▶ _TESTO FORNITO_
- - -
Dagli ululati dei colleghi da me collezionati nei Consigli e nelle conversazioni informali in corridoio immaginavo di trovarmi davanti a un cimitero dove i miei voti avrebbero brillato per soverchia generosità e mi ero anche preparata un discorsetto dove avrei fieramente affermato che, voti alla mano, veri cinque io non ne avevo - anche se in cuor mio ero perfettamente consapevole che, quando da parte della creaturina scrutinata c'è un po' di impegno, i voti volendo si possono anche un po' pilotare, per esempio allestendo prove semplici e ben guidate; e in verità, in questi quattro mesi, in quella classe mi sono sentita spesso una balia che imbocca pazientemente, un cucchiaino per volta. 
I voti della classe brillante, per intendersi, non sono affatto pilotati né c'era stato alcun motivo di farlo. E sono decisamente più alti. O mirabile potenza dello studio continuativo!
Ma ho scoperto, davanti al tabellone dei voti, che non avevo capito niente della vita e che in realtà si trattava di una classe dal profitto decisamente brillante.
Ora, non ci sarebbe niente di male se, semplicemente, la classe Invasata avesse stabilito che di Geografia non gli importava un accidente e la avessero schifata riservando tutte le loro energie a ben più meritevoli materie e insegnanti. Mi sarei dovuta fare magari un esame di coscienza, o ingoiare il triste rospo del fatto che non gli piacevo meditando su come rendermi più gradita. E del resto sono l'ultima arrivata, faccio due ore, che trascurino la mia materia ci può stare. Ma allora perché gli altri ululavano sul loro profitto, se con loro erano tutti sette e otto e pure parecchi nove?
- - -
▶ _DATI DA ESAMINARE_
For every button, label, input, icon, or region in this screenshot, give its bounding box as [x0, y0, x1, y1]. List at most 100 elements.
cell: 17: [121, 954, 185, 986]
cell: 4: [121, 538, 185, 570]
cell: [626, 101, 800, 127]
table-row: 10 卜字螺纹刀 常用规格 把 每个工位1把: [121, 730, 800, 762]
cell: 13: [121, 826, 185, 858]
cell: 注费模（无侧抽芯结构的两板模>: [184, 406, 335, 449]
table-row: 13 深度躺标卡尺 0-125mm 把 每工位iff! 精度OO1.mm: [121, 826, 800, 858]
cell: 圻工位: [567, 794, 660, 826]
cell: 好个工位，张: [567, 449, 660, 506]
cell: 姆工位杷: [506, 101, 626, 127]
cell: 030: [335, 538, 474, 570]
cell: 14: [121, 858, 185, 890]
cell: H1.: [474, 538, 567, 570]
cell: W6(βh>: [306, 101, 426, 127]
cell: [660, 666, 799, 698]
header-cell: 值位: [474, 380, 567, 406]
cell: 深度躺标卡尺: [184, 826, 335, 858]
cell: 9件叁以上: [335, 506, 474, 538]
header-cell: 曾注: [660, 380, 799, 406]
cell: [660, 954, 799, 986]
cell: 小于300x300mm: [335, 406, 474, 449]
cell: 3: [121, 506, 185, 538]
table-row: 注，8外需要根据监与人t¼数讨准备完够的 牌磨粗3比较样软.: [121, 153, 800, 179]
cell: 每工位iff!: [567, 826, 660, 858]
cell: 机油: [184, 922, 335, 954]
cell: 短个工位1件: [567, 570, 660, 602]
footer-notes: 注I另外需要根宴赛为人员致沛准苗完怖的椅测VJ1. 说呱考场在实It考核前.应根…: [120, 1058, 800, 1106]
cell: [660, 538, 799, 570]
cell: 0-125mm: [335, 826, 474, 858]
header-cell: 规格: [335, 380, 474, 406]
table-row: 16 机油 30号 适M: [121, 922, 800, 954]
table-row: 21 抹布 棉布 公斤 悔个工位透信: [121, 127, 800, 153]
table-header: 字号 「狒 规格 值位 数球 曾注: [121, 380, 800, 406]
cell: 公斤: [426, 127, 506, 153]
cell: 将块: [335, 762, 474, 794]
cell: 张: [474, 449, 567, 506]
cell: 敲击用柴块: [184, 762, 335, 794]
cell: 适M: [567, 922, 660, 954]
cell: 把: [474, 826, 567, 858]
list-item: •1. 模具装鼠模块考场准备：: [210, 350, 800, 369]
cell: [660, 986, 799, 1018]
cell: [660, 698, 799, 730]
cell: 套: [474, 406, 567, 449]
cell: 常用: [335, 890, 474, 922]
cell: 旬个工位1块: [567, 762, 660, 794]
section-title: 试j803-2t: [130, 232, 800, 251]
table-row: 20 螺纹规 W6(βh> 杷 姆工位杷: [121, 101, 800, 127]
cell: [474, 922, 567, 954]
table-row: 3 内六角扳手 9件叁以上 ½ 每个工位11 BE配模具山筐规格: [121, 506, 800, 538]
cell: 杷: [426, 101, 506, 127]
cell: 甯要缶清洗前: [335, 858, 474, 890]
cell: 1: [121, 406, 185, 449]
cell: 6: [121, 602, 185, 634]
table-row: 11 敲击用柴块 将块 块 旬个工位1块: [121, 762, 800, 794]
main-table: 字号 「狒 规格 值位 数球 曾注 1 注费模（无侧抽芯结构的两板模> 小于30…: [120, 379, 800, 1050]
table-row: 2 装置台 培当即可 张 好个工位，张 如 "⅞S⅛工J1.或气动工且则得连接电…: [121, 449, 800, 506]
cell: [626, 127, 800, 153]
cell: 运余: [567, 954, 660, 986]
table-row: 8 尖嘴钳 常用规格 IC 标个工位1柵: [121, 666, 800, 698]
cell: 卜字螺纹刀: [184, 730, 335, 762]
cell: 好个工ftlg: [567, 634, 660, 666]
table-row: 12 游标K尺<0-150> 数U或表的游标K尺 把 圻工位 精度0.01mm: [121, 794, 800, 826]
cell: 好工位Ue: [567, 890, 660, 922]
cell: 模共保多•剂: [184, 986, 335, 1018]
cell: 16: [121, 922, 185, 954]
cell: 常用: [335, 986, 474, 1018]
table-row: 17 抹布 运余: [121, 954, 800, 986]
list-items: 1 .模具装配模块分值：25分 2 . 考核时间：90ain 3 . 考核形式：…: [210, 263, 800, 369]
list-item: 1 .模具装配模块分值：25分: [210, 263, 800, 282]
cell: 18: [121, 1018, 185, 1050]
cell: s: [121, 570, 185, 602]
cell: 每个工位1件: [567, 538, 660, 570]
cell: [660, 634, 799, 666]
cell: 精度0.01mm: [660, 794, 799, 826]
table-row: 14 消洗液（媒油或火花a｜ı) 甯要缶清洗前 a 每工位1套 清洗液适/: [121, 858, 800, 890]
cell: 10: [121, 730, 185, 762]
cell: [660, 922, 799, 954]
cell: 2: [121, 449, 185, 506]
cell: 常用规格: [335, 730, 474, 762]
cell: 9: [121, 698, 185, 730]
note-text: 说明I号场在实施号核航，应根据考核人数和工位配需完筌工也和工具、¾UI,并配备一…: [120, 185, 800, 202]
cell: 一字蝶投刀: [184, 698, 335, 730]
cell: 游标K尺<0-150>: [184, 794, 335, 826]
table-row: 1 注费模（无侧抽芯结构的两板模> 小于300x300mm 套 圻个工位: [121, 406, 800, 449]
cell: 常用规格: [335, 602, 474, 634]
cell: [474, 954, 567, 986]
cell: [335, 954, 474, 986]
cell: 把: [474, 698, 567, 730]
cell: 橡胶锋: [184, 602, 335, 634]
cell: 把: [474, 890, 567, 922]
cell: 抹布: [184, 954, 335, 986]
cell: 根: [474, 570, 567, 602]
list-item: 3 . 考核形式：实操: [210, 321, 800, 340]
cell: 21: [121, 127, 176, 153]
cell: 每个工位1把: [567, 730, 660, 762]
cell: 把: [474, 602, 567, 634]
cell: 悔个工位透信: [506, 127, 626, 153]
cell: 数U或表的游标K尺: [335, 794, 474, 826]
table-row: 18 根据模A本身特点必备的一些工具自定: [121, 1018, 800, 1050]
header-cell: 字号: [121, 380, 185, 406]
- - -
Rispondi in breve a queste domande sul testo fornito:
1. Da quanti mesi chi scrive insegna in quella classe?
2. Quante ore fa chi scrive in quella classe?
3. Quali voti avevano gli altri insegnanti con la classe Invasata?

▶ _RISPOSTA SCRITTA_
1. Da quattro mesi.
2. Due ore.
3. Sette, otto e parecchi nove.